(Records from a dataset)
**********

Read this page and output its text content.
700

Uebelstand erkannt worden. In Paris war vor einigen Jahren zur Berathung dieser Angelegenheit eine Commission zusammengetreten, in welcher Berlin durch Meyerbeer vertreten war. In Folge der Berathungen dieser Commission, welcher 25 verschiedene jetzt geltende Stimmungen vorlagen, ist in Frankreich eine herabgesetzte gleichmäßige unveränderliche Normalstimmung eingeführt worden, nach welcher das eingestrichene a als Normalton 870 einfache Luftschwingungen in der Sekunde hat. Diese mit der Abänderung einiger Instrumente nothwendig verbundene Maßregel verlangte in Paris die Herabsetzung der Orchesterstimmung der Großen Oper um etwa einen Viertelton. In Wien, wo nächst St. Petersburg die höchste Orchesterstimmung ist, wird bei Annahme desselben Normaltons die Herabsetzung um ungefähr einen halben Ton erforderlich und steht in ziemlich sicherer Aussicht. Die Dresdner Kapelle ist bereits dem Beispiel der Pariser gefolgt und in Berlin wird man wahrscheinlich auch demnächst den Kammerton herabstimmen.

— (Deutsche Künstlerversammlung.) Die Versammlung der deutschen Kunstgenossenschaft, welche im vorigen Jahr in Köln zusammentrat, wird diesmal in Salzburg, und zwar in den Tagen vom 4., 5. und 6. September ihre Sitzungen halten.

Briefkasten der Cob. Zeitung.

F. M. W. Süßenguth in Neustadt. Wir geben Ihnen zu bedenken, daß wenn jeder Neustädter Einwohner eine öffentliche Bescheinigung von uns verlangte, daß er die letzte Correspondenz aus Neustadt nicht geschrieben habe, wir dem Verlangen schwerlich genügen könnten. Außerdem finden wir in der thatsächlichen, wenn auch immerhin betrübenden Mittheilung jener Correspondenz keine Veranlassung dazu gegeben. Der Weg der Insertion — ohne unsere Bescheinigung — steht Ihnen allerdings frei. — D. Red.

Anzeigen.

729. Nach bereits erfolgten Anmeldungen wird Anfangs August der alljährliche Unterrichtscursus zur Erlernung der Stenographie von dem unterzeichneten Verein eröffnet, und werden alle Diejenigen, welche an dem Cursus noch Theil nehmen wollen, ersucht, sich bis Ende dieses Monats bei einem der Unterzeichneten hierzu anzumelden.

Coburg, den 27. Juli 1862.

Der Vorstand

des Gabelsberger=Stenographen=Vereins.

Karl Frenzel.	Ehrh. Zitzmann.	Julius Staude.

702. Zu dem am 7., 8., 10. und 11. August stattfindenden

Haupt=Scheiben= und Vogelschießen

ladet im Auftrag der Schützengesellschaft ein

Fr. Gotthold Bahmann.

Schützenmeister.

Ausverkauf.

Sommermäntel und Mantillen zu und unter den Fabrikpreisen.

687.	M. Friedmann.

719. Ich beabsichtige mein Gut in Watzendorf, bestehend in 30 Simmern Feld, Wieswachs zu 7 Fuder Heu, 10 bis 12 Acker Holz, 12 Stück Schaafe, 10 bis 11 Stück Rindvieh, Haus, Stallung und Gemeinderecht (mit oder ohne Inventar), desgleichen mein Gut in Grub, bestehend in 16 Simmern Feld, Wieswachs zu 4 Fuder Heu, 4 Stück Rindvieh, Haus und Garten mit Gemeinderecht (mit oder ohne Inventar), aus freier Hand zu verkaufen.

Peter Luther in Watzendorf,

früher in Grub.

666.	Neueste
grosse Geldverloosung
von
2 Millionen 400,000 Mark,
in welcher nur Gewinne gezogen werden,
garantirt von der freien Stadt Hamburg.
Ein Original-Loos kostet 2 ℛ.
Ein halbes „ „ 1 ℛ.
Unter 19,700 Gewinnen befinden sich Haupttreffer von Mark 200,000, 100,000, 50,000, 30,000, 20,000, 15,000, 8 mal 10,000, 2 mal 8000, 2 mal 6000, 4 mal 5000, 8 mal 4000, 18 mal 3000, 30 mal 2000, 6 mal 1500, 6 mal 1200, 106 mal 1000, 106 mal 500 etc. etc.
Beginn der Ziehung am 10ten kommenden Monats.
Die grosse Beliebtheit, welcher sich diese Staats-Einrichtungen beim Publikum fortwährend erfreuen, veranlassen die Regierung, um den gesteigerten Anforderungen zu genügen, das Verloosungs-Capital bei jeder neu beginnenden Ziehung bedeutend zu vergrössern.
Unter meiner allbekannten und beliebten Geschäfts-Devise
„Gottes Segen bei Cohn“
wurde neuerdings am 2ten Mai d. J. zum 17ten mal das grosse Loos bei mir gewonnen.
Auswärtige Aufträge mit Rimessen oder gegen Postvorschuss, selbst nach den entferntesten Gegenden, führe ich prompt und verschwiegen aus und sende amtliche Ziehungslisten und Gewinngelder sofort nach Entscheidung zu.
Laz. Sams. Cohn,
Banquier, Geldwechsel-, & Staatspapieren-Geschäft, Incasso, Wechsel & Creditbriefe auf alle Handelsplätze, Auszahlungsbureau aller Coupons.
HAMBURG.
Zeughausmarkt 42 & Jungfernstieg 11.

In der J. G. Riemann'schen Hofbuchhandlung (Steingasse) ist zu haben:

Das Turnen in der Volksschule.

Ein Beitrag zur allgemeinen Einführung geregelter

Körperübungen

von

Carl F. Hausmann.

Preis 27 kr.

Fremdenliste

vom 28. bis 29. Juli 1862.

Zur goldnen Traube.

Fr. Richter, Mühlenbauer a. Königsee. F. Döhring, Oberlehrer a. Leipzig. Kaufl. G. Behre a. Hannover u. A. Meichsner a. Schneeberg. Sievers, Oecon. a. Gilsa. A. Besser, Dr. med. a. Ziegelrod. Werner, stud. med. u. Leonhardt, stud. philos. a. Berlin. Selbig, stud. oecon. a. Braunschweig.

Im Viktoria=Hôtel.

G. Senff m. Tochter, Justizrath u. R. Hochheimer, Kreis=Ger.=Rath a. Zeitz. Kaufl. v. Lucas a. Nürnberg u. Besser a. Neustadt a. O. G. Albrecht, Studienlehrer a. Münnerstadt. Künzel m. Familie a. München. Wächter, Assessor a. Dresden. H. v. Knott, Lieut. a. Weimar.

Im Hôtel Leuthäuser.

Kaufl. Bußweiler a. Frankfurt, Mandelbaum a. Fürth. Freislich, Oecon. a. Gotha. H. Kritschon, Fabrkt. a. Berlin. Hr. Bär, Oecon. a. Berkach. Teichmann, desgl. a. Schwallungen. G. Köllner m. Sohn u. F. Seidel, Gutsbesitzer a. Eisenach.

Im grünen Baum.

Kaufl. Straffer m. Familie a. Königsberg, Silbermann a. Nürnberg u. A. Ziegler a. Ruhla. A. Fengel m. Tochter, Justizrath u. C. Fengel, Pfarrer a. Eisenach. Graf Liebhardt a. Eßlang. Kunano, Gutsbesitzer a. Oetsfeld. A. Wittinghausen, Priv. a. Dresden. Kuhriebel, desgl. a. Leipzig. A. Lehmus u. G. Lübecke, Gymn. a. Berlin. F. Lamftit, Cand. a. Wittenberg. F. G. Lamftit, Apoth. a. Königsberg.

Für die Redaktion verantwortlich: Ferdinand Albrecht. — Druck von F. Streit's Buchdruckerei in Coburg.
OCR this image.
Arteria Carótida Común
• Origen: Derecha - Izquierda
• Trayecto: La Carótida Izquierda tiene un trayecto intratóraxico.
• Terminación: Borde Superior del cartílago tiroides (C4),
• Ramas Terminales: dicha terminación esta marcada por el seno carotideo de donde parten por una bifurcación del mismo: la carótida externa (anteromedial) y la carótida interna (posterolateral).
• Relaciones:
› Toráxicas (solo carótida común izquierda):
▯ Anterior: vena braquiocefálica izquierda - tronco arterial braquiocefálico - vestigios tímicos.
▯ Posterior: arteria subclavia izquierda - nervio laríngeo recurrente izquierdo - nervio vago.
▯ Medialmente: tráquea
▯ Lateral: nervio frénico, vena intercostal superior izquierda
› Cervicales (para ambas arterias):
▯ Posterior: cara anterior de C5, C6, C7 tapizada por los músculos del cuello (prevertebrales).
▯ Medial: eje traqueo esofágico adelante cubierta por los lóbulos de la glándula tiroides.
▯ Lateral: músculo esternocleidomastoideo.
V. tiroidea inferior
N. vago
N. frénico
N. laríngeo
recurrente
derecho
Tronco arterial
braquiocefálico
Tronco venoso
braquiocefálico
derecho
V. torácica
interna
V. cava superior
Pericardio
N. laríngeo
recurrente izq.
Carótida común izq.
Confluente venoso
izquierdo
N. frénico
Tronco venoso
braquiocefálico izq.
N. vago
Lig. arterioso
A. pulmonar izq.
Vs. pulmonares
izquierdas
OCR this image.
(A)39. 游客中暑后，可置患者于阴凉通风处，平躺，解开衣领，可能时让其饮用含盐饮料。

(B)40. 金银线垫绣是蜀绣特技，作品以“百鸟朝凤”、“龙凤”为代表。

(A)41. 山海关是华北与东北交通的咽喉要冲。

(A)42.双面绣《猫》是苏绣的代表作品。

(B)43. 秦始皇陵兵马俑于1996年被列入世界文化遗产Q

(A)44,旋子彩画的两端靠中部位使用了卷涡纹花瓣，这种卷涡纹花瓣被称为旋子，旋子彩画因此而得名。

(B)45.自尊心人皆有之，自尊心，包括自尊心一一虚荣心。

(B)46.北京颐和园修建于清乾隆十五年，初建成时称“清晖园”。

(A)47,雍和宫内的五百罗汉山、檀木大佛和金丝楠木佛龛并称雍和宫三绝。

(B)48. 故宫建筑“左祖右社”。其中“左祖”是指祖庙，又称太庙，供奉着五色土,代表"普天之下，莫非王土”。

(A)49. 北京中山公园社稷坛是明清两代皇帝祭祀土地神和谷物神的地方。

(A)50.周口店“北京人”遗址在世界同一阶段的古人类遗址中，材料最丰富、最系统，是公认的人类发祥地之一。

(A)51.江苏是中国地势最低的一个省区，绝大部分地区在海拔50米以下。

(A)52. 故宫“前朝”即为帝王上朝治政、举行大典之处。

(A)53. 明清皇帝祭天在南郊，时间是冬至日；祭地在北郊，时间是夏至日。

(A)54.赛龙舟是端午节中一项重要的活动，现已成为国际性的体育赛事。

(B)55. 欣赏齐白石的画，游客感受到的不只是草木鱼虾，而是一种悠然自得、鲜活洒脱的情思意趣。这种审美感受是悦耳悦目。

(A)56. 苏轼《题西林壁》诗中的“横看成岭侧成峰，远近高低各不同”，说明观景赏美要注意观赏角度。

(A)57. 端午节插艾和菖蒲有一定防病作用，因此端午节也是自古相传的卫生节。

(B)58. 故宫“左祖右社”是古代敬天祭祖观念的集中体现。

**********

Required work - Find all lines where the word "Posterior" appears. Copy them.

Answer to this task -
▯ Posterior: arteria subclavia izquierda - nervio laríngeo recurrente izquierdo - nervio vago.
▯ Posterior: cara anterior de C5, C6, C7 tapizada por los músculos del cuello (prevertebrales).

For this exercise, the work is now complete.